> [Job]:
Your task is to copy every line of the entries that contains "false".

> [Given data]:
━━━━━━━━━━

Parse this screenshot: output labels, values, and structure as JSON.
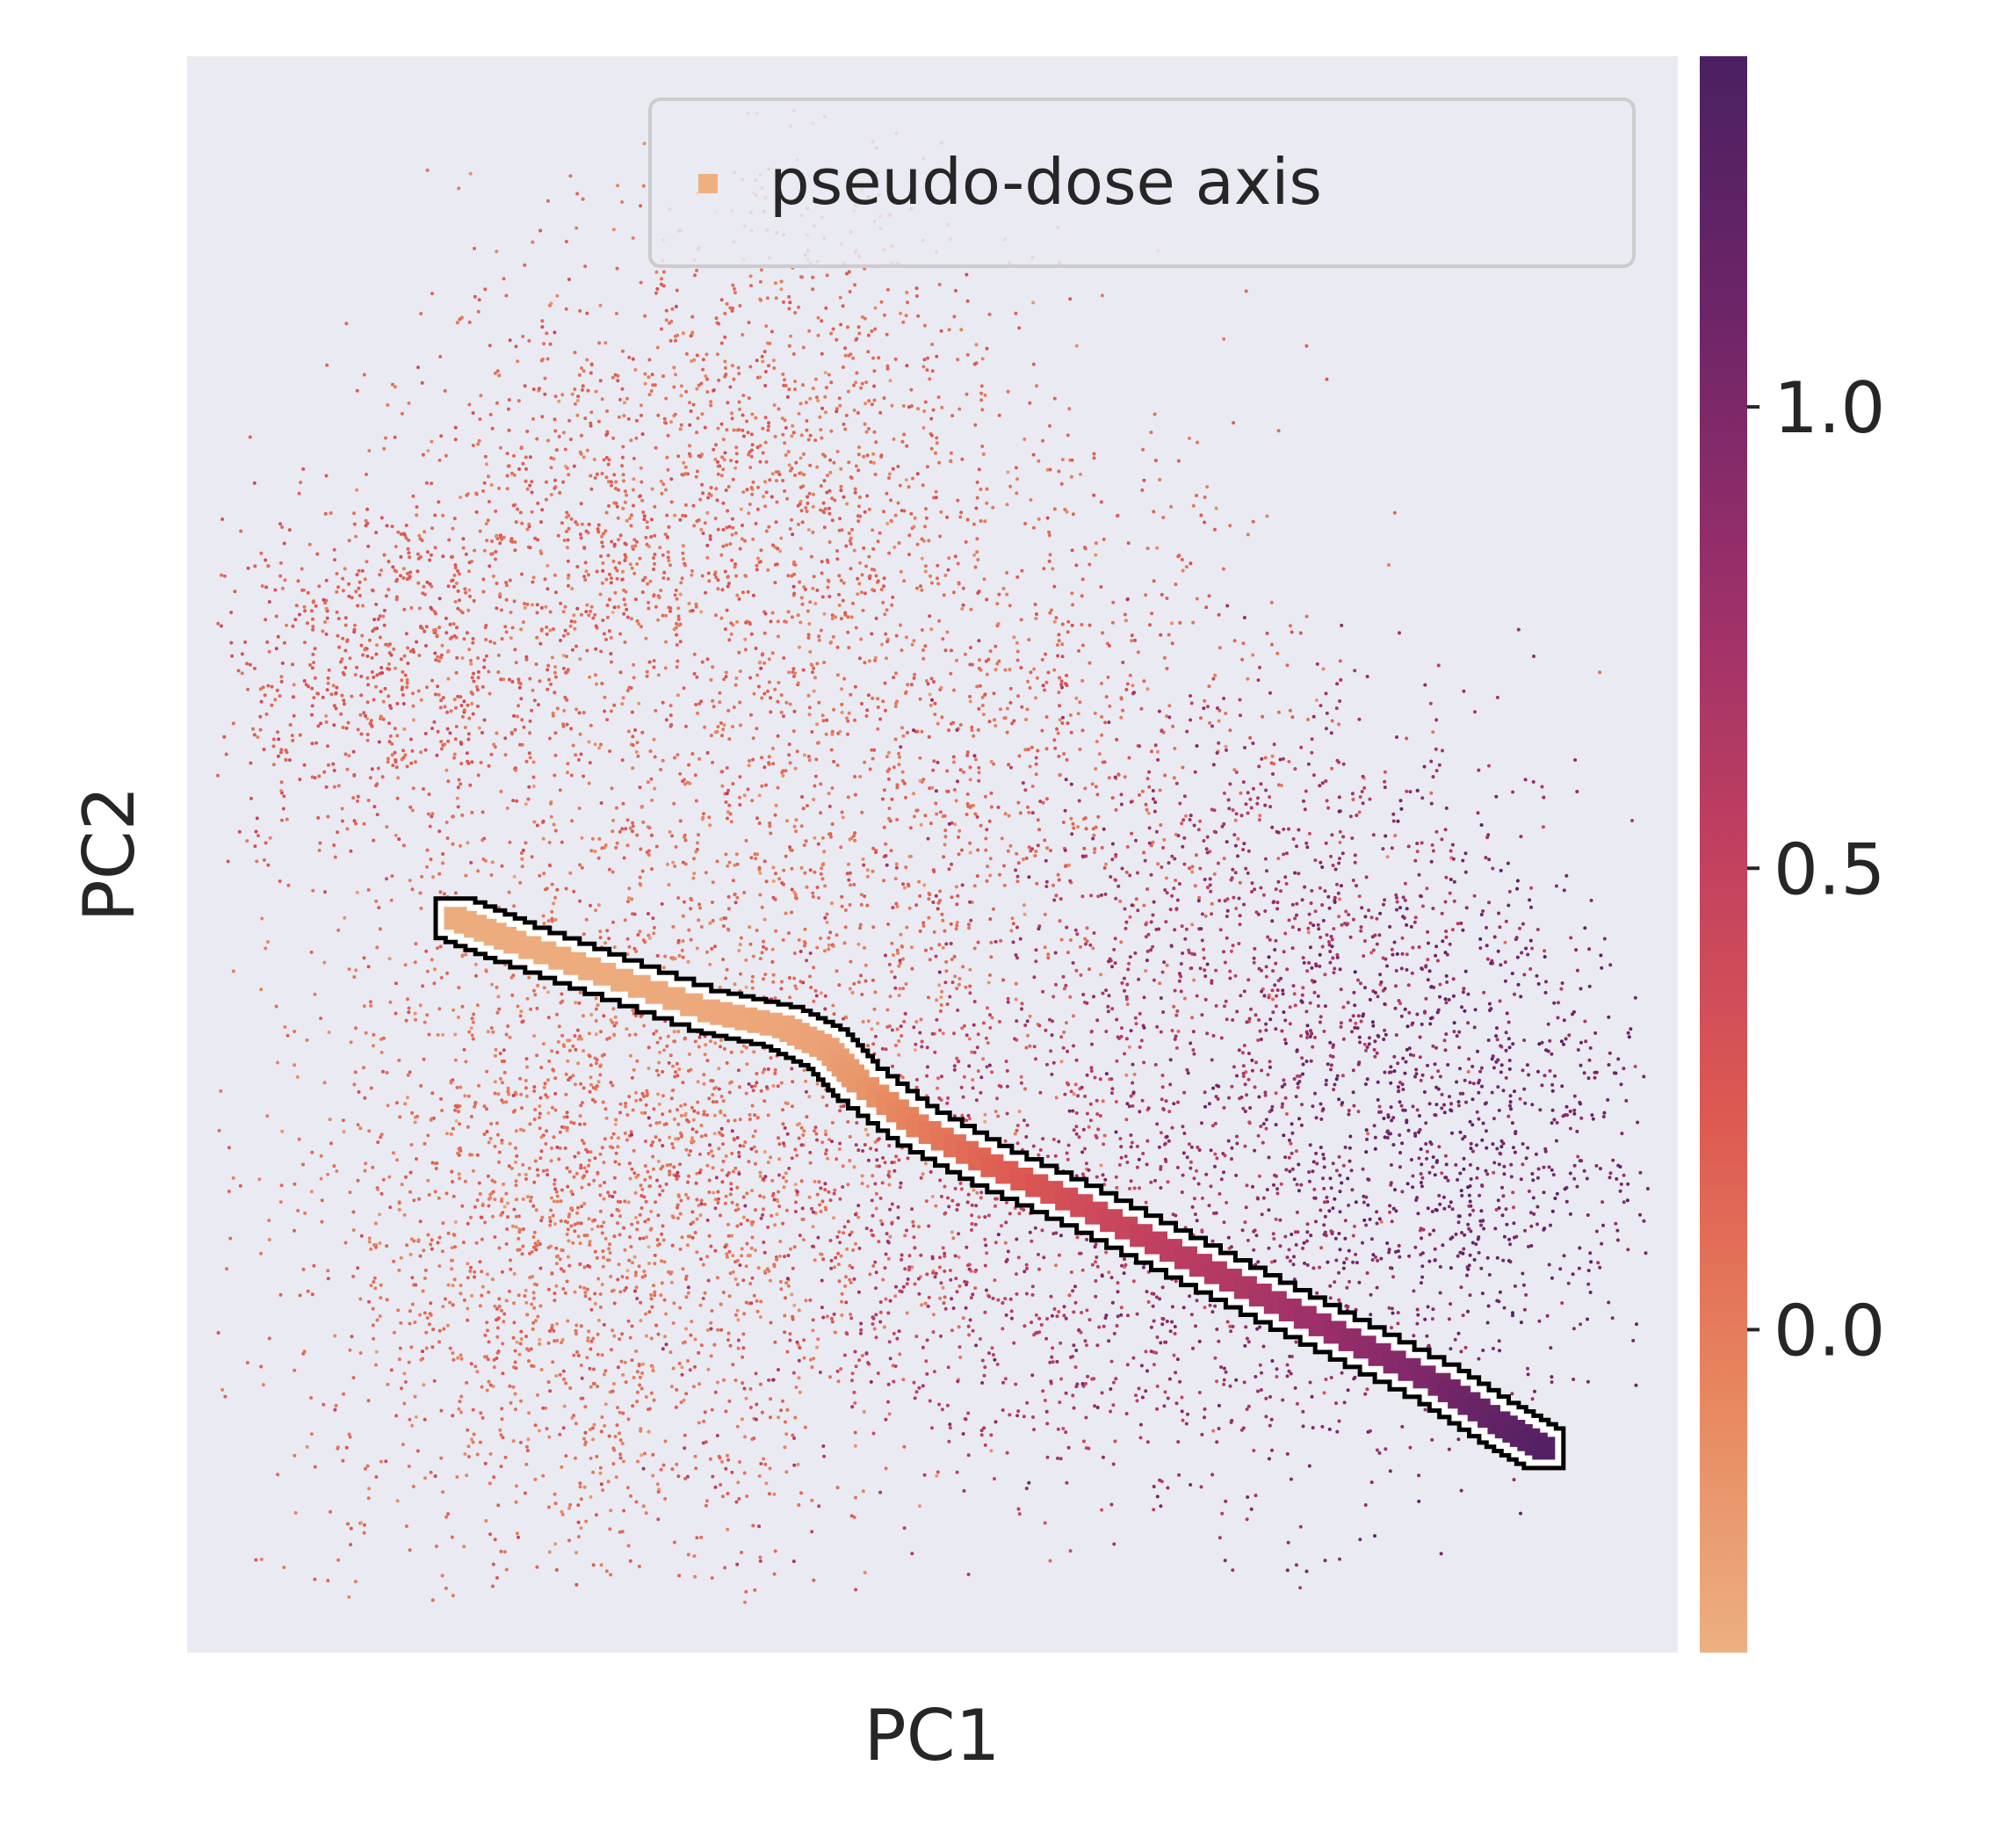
{
  "chart_data": {
    "type": "scatter",
    "title": "",
    "xlabel": "PC1",
    "ylabel": "PC2",
    "xlim": [
      0,
      100
    ],
    "ylim": [
      0,
      100
    ],
    "x_ticks_shown": false,
    "y_ticks_shown": false,
    "grid": false,
    "background": "#eaeaf2",
    "legend": {
      "placement": "top-right",
      "entries": [
        {
          "label": "pseudo-dose axis",
          "marker": "square",
          "color": "#efb07f"
        }
      ]
    },
    "colorbar": {
      "range": [
        -0.35,
        1.38
      ],
      "ticks": [
        0.0,
        0.5,
        1.0
      ],
      "tick_labels": [
        "0.0",
        "0.5",
        "1.0"
      ],
      "colormap_stops": [
        "#edb081",
        "#e7855e",
        "#dd5a52",
        "#c2405f",
        "#9a2f6a",
        "#6f2568",
        "#4a2062"
      ]
    },
    "series": [
      {
        "name": "pseudo-dose axis",
        "type": "line-of-squares",
        "x": [
          18,
          22,
          28,
          35,
          40,
          43,
          45,
          49,
          54,
          60,
          66,
          72,
          78,
          84,
          88,
          91
        ],
        "y": [
          46,
          44.5,
          42.5,
          40.2,
          39.2,
          37.8,
          35.8,
          33,
          30.5,
          28,
          25.2,
          22.4,
          19.6,
          16.8,
          14.4,
          12.8
        ],
        "value": [
          -0.32,
          -0.32,
          -0.32,
          -0.3,
          -0.28,
          -0.25,
          -0.18,
          -0.02,
          0.18,
          0.38,
          0.55,
          0.68,
          0.85,
          1.02,
          1.2,
          1.3
        ]
      },
      {
        "name": "",
        "type": "point-cloud",
        "clusters": [
          {
            "x": 12,
            "y": 61,
            "sx": 6,
            "sy": 6,
            "n": 700,
            "value": 0.2
          },
          {
            "x": 28,
            "y": 70,
            "sx": 8,
            "sy": 8,
            "n": 900,
            "value": 0.12
          },
          {
            "x": 42,
            "y": 77,
            "sx": 7,
            "sy": 9,
            "n": 700,
            "value": 0.1
          },
          {
            "x": 52,
            "y": 58,
            "sx": 12,
            "sy": 10,
            "n": 1200,
            "value": 0.12
          },
          {
            "x": 33,
            "y": 37,
            "sx": 11,
            "sy": 11,
            "n": 1500,
            "value": 0.05
          },
          {
            "x": 26,
            "y": 23,
            "sx": 10,
            "sy": 10,
            "n": 1400,
            "value": 0.08
          },
          {
            "x": 52,
            "y": 27,
            "sx": 10,
            "sy": 9,
            "n": 900,
            "value": 0.55
          },
          {
            "x": 72,
            "y": 45,
            "sx": 9,
            "sy": 8,
            "n": 900,
            "value": 0.7
          },
          {
            "x": 85,
            "y": 33,
            "sx": 7,
            "sy": 8,
            "n": 900,
            "value": 1.05
          },
          {
            "x": 70,
            "y": 22,
            "sx": 9,
            "sy": 7,
            "n": 500,
            "value": 0.85
          }
        ]
      }
    ]
  }
}
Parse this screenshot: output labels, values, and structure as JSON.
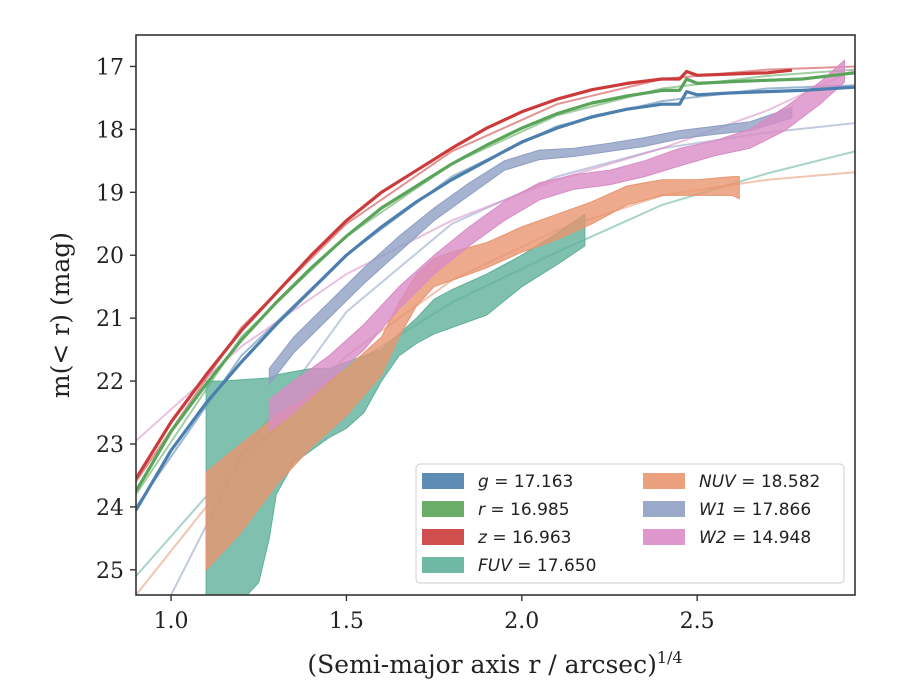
{
  "chart_data": {
    "type": "line",
    "xlabel": "(Semi-major axis r / arcsec)",
    "xlabel_superscript": "1/4",
    "ylabel": "m(< r) (mag)",
    "xlim": [
      0.9,
      2.95
    ],
    "ylim": [
      25.4,
      16.5
    ],
    "y_inverted": true,
    "grid": false,
    "x_ticks": [
      1.0,
      1.5,
      2.0,
      2.5
    ],
    "x_tick_labels": [
      "1.0",
      "1.5",
      "2.0",
      "2.5"
    ],
    "y_ticks": [
      17,
      18,
      19,
      20,
      21,
      22,
      23,
      24,
      25
    ],
    "y_tick_labels": [
      "17",
      "18",
      "19",
      "20",
      "21",
      "22",
      "23",
      "24",
      "25"
    ],
    "legend": {
      "location": "lower-right",
      "columns": [
        [
          "g = 17.163",
          "r = 16.985",
          "z = 16.963",
          "FUV = 17.650"
        ],
        [
          "NUV = 18.582",
          "W1 = 17.866",
          "W2 = 14.948"
        ]
      ]
    },
    "series": [
      {
        "name": "g = 17.163",
        "color": "#4c7fad",
        "style": "line",
        "x": [
          0.9,
          1.0,
          1.1,
          1.2,
          1.3,
          1.4,
          1.5,
          1.6,
          1.7,
          1.8,
          1.9,
          2.0,
          2.1,
          2.2,
          2.3,
          2.4,
          2.45,
          2.47,
          2.5,
          2.6,
          2.7,
          2.8,
          2.95
        ],
        "y": [
          24.05,
          23.1,
          22.35,
          21.7,
          21.1,
          20.55,
          20.0,
          19.55,
          19.15,
          18.8,
          18.5,
          18.2,
          17.98,
          17.8,
          17.68,
          17.6,
          17.6,
          17.4,
          17.45,
          17.42,
          17.4,
          17.38,
          17.33
        ],
        "model": {
          "x": [
            0.9,
            1.2,
            1.5,
            1.8,
            2.1,
            2.4,
            2.7,
            2.95
          ],
          "y": [
            24.0,
            21.6,
            20.0,
            18.75,
            17.95,
            17.55,
            17.35,
            17.3
          ]
        }
      },
      {
        "name": "r = 16.985",
        "color": "#5aa55a",
        "style": "line",
        "x": [
          0.9,
          1.0,
          1.1,
          1.2,
          1.3,
          1.4,
          1.5,
          1.6,
          1.7,
          1.8,
          1.9,
          2.0,
          2.1,
          2.2,
          2.3,
          2.4,
          2.45,
          2.47,
          2.5,
          2.6,
          2.7,
          2.8,
          2.95
        ],
        "y": [
          23.75,
          22.8,
          22.05,
          21.35,
          20.75,
          20.2,
          19.7,
          19.25,
          18.9,
          18.55,
          18.25,
          17.98,
          17.75,
          17.58,
          17.47,
          17.38,
          17.38,
          17.2,
          17.27,
          17.24,
          17.22,
          17.2,
          17.1
        ],
        "model": {
          "x": [
            0.9,
            1.2,
            1.5,
            1.8,
            2.1,
            2.4,
            2.7,
            2.95
          ],
          "y": [
            23.8,
            21.3,
            19.7,
            18.55,
            17.78,
            17.35,
            17.15,
            17.05
          ]
        }
      },
      {
        "name": "z = 16.963",
        "color": "#cc3b3b",
        "style": "line",
        "x": [
          0.9,
          1.0,
          1.1,
          1.2,
          1.3,
          1.4,
          1.5,
          1.6,
          1.7,
          1.8,
          1.9,
          2.0,
          2.1,
          2.2,
          2.3,
          2.4,
          2.45,
          2.47,
          2.5,
          2.6,
          2.7,
          2.77
        ],
        "y": [
          23.55,
          22.65,
          21.9,
          21.2,
          20.6,
          20.0,
          19.45,
          19.0,
          18.65,
          18.3,
          17.98,
          17.72,
          17.52,
          17.37,
          17.27,
          17.2,
          17.2,
          17.08,
          17.14,
          17.12,
          17.1,
          17.06
        ],
        "model": {
          "x": [
            0.9,
            1.2,
            1.5,
            1.8,
            2.1,
            2.4,
            2.7,
            2.95
          ],
          "y": [
            23.6,
            21.15,
            19.5,
            18.35,
            17.6,
            17.2,
            17.05,
            17.0
          ]
        }
      },
      {
        "name": "FUV = 17.650",
        "color": "#5fb09a",
        "style": "band",
        "x": [
          1.1,
          1.15,
          1.2,
          1.25,
          1.28,
          1.3,
          1.35,
          1.4,
          1.45,
          1.5,
          1.55,
          1.6,
          1.65,
          1.7,
          1.75,
          1.8,
          1.9,
          2.0,
          2.1,
          2.18
        ],
        "y_upper": [
          22.0,
          22.0,
          21.98,
          21.96,
          21.95,
          21.9,
          21.85,
          21.8,
          21.8,
          21.7,
          21.6,
          21.5,
          21.25,
          21.0,
          20.7,
          20.55,
          20.3,
          20.0,
          19.65,
          19.35
        ],
        "y_lower": [
          25.5,
          25.5,
          25.5,
          25.2,
          24.5,
          23.8,
          23.3,
          23.1,
          22.9,
          22.75,
          22.5,
          22.0,
          21.6,
          21.4,
          21.25,
          21.15,
          20.95,
          20.5,
          20.15,
          19.85
        ],
        "model": {
          "x": [
            0.9,
            1.2,
            1.5,
            1.8,
            2.1,
            2.4,
            2.7,
            2.95
          ],
          "y": [
            25.1,
            23.2,
            21.8,
            20.75,
            19.95,
            19.2,
            18.7,
            18.35
          ]
        }
      },
      {
        "name": "NUV = 18.582",
        "color": "#e8956f",
        "style": "band",
        "x": [
          1.1,
          1.2,
          1.3,
          1.4,
          1.5,
          1.6,
          1.65,
          1.7,
          1.75,
          1.8,
          1.9,
          2.0,
          2.1,
          2.2,
          2.3,
          2.4,
          2.5,
          2.6,
          2.62
        ],
        "y_upper": [
          23.45,
          23.0,
          22.55,
          22.2,
          21.8,
          21.3,
          20.75,
          20.3,
          20.05,
          19.95,
          19.8,
          19.55,
          19.35,
          19.15,
          18.9,
          18.8,
          18.8,
          18.75,
          18.75
        ],
        "y_lower": [
          25.0,
          24.4,
          23.65,
          23.05,
          22.55,
          21.9,
          21.3,
          20.8,
          20.5,
          20.4,
          20.2,
          19.95,
          19.75,
          19.5,
          19.2,
          19.05,
          19.05,
          19.05,
          19.1
        ],
        "model": {
          "x": [
            0.9,
            1.2,
            1.5,
            1.8,
            2.1,
            2.4,
            2.7,
            2.95
          ],
          "y": [
            25.4,
            23.3,
            21.6,
            20.4,
            19.6,
            19.05,
            18.8,
            18.68
          ]
        }
      },
      {
        "name": "W1 = 17.866",
        "color": "#8f9fc4",
        "style": "band",
        "x": [
          1.28,
          1.35,
          1.45,
          1.55,
          1.65,
          1.75,
          1.85,
          1.95,
          2.05,
          2.15,
          2.25,
          2.35,
          2.45,
          2.55,
          2.65,
          2.77
        ],
        "y_upper": [
          21.8,
          21.3,
          20.75,
          20.2,
          19.7,
          19.25,
          18.85,
          18.5,
          18.33,
          18.3,
          18.22,
          18.13,
          18.02,
          17.95,
          17.88,
          17.65
        ],
        "y_lower": [
          22.05,
          21.55,
          21.0,
          20.45,
          19.95,
          19.45,
          19.05,
          18.65,
          18.48,
          18.43,
          18.35,
          18.27,
          18.15,
          18.08,
          18.02,
          17.82
        ],
        "model": {
          "x": [
            0.9,
            1.2,
            1.5,
            1.8,
            2.1,
            2.4,
            2.7,
            2.95
          ],
          "y": [
            26.5,
            23.2,
            20.9,
            19.5,
            18.75,
            18.3,
            18.05,
            17.9
          ]
        }
      },
      {
        "name": "W2 = 14.948",
        "color": "#d98cc6",
        "style": "band",
        "x": [
          1.28,
          1.35,
          1.45,
          1.55,
          1.65,
          1.75,
          1.85,
          1.95,
          2.05,
          2.15,
          2.25,
          2.35,
          2.45,
          2.55,
          2.65,
          2.75,
          2.85,
          2.92
        ],
        "y_upper": [
          22.3,
          22.0,
          21.6,
          21.1,
          20.5,
          20.0,
          19.55,
          19.15,
          18.85,
          18.72,
          18.65,
          18.5,
          18.3,
          18.18,
          18.0,
          17.65,
          17.25,
          16.9
        ],
        "y_lower": [
          22.8,
          22.5,
          22.0,
          21.5,
          20.85,
          20.3,
          19.85,
          19.45,
          19.12,
          18.95,
          18.88,
          18.75,
          18.58,
          18.42,
          18.3,
          18.02,
          17.6,
          17.25
        ],
        "model": {
          "x": [
            0.9,
            1.2,
            1.5,
            1.8,
            2.1,
            2.4,
            2.7,
            2.95
          ],
          "y": [
            22.95,
            21.45,
            20.3,
            19.45,
            18.8,
            18.3,
            17.7,
            17.05
          ]
        }
      }
    ]
  }
}
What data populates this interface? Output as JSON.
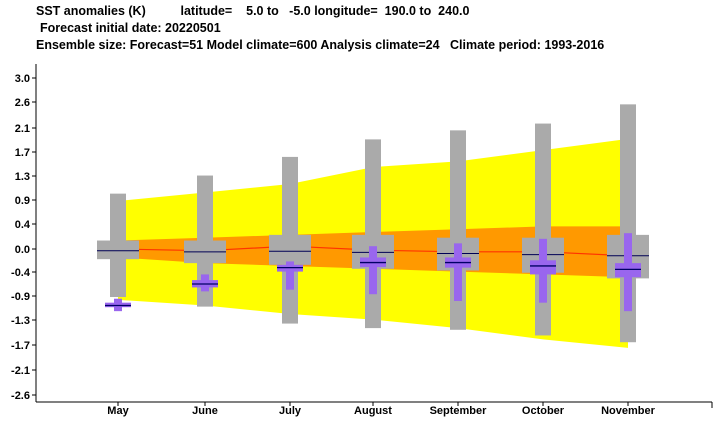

━━━━━━━━━━

> [Answer below]:
    "x_ticks_shown": false,
    "y_ticks_shown": false,
    "grid": false,
    "grid": false,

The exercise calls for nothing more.